Stated task 1:
Summarize the pastoral letter in two sentences.
Stated task 2:
Echo the stretch of the pastoral letter from "In view of the" through "to this issue.", word for word.

Article:
______________________________

In view of the Minister’s direct “call” to me, and because of the importance of this matter for the Catholic Church, I am writing to you now to set out the position of the Church, and my position as the Archbishop of Perth, in relation to this issue.

As is so often the case, what is a very complex matter is being presented by some as a very simple thing: you can put child protection first, or put the Church’s teachings first, but you cannot have both.  To explain why I do not accept this assertion will take time.  I hope you will bear with me as I seek to explain, in what is inevitably a lengthy and detailed letter, the Church’s position on this matter.

The Royal Commission’s Acknowledgement of the Sacrament of Penance, the Pope and the Universal Law of the Catholic Church

Firstly, I must inform you that I have written to the Minister, and have sent copies of my letter to the Premier and the members of the Western Australian Cabinet.  I will also make my letter available to the relevant members of the Opposition Shadow Cabinet.  I have made my letter to the Minister available to you at the end of this Pastoral Letter, and have made this letter publicly available on the Archdiocese of Perth’s website.  I am not a politician and I believe very strongly in the separation of Church and State which is such an important principle in any secular democracy.  I am instead the Archbishop of the Catholic Archdiocese of Perth.  I have a responsibility to provide leadership and guidance for you, the Catholic people of the Archdiocese, as you seek to live out your faith in the concrete realities of day-to-day life in this part of the world at this time in our history.  Each of us must be faithful to our own conscience, but as Catholics we believe that the Church’s teachings and traditions provide us with a way to ensure that our consciences are fully informed as we make decisions as to how we can best live our lives in fidelity to God, whose first and most fundamental gift to us is life itself.  Both the primacy of conscience, and the obligation to develop an informed conscience, are basic elements of Catholic teaching and belief.  They have relevance in the context of the present issue I am presenting to you.

Secondly, in my letter to the Minister I have sought to make a number of points: they are distinct but closely related.

The first point is this. In calling on me to make a statement in support of the extension of mandatory reporting to include information gained by a priest during the hearing of a person’s Confession, the Minister is in effect calling on me to invite Pope Francis to remove me from my office as the Archbishop of Perth.  I would no longer be in formal communion with the Pope on a matter of fundamental Church teaching.  In Catholic belief, formal communion with the Pope is an essential requirement for every bishop.  The deliberate and public breaking of that communion would place me outside the communion of the Church:  I would be effectively excommunicated.

Furthermore, if I were to make such a statement and any priest in the archdiocese were subsequently to act on it by revealing what he had learned during the course of a Confession, that priest would be automatically excommunicated and unable to function as a priest.

______________________________

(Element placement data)

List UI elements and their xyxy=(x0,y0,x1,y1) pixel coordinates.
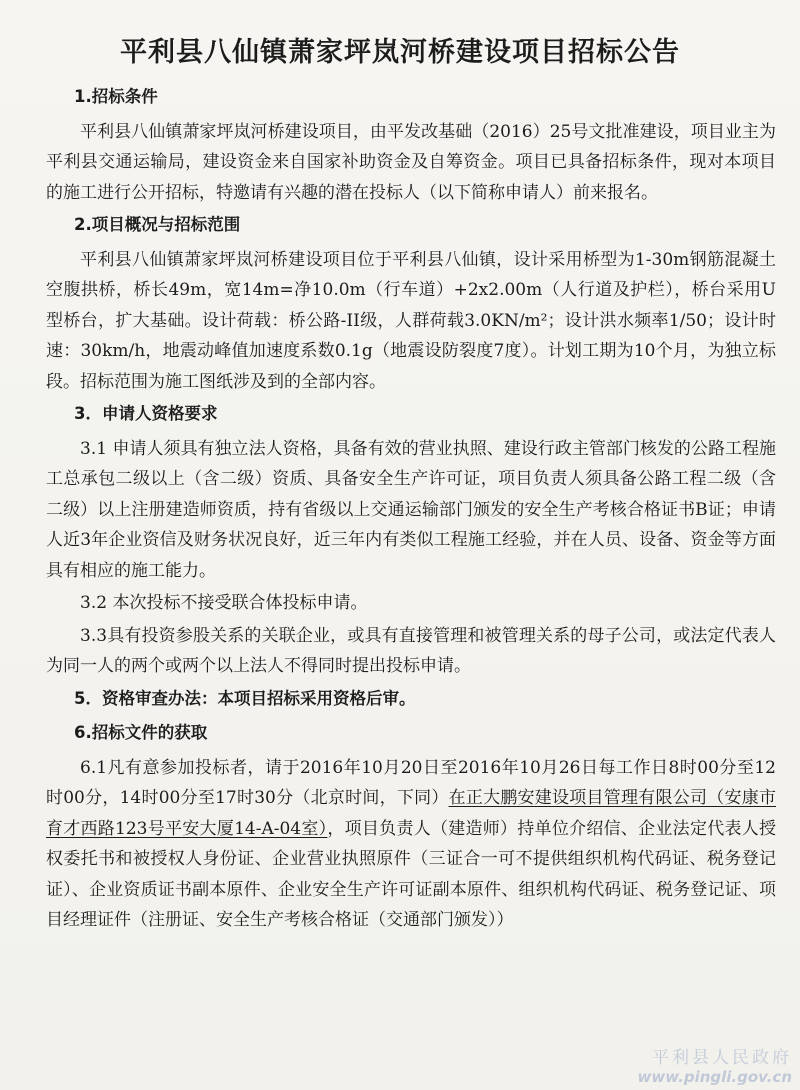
watermark-cn: 平利县人民政府 xyxy=(652,1048,792,1068)
section-6-1-paragraph xyxy=(46,753,776,936)
section-3-heading: 3．申请人资格要求 xyxy=(74,404,218,423)
section-3-1-paragraph: 3.1 申请人须具有独立法人资格，具备有效的营业执照、建设行政主管部门核发的公路工程施工总承包二级以上（含二级）资质、具备安全生产许可证，项目负责人须具备公路工程二级（含二级）以上注册建造师资质，持有省级以上交通运输部门颁发的安全生产考核合格证书B证；申请人近3年企业资信及财务状况良好，近三年内有类似工程施工经验，并在人员、设备、资金等方面具有相应的施工能力。 xyxy=(46,438,776,581)
section-1-heading: 1.招标条件 xyxy=(74,87,158,106)
watermark-url: www.pingli.gov.cn xyxy=(637,1068,792,1086)
section-6-1-text-after: ，项目负责人（建造师）持单位介绍信、企业法定代表人授权委托书和被授权人身份证、企业营业执照原件（三证合一可不提供组织机构代码证、税务登记证）、企业资质证书副本原件、企业安全生产许可证副本原件、组织机构代码证、税务登记证、项目经理证件（注册证、安全生产考核合格证（交通部门颁发）） xyxy=(46,818,776,930)
document-body xyxy=(46,80,776,938)
section-6-1-text-before: 6.1凡有意参加投标者，请于2016年10月20日至2016年10月26日每工作日8时00分至12时00分，14时00分至17时30分（北京时间，下同） xyxy=(46,757,776,808)
section-5-heading: 5．资格审查办法：本项目招标采用资格后审。 xyxy=(74,688,416,708)
document-title: 平利县八仙镇萧家坪岚河桥建设项目招标公告 xyxy=(120,37,680,68)
section-2-heading: 2.项目概况与招标范围 xyxy=(74,215,241,234)
section-2-paragraph: 平利县八仙镇萧家坪岚河桥建设项目位于平利县八仙镇，设计采用桥型为1-30m钢筋混凝土空腹拱桥，桥长49m，宽14m=净10.0m（行车道）+2x2.00m（人行道及护栏），桥台采用U型桥台，扩大基础。设计荷载：桥公路-II级，人群荷载3.0KN/m²；设计洪水频率1/50；设计时速：30km/h，地震动峰值加速度系数0.1g（地震设防裂度7度）。计划工期为10个月，为独立标段。招标范围为施工图纸涉及到的全部内容。 xyxy=(46,249,776,392)
site-watermark xyxy=(638,1043,792,1086)
section-6-1-underlined-address: 在正大鹏安建设项目管理有限公司（安康市育才西路123号平安大厦14-A-04室） xyxy=(46,788,777,839)
section-6-heading: 6.招标文件的获取 xyxy=(74,723,208,742)
section-1-paragraph: 平利县八仙镇萧家坪岚河桥建设项目，由平发改基础（2016）25号文批准建设，项目业主为平利县交通运输局，建设资金来自国家补助资金及自筹资金。项目已具备招标条件，现对本项目的施工进行公开招标，特邀请有兴趣的潜在投标人（以下简称申请人）前来报名。 xyxy=(46,121,776,203)
section-3-3-paragraph: 3.3具有投资参股关系的关联企业，或具有直接管理和被管理关系的母子公司，或法定代表人为同一人的两个或两个以上法人不得同时提出投标申请。 xyxy=(46,625,776,676)
section-3-2-paragraph: 3.2 本次投标不接受联合体投标申请。 xyxy=(80,593,368,613)
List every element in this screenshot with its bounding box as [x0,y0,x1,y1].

______________________________

Written answer 1:
The Archbishop of Perth writes to set out the Church's position after the Minister called for a statement supporting the extension of mandatory reporting to information a priest gains in Confession, and does not accept the claim that child protection and Church teaching cannot both come first. The letter argues that such a statement would break the Archbishop's formal communion with the Pope and amount to excommunication, and that any priest who acted on it by revealing a Confession would be automatically excommunicated.

Written answer 2:
In view of the Minister’s direct “call” to me, and because of the importance of this matter for the Catholic Church, I am writing to you now to set out the position of the Church, and my position as the Archbishop of Perth, in relation to this issue.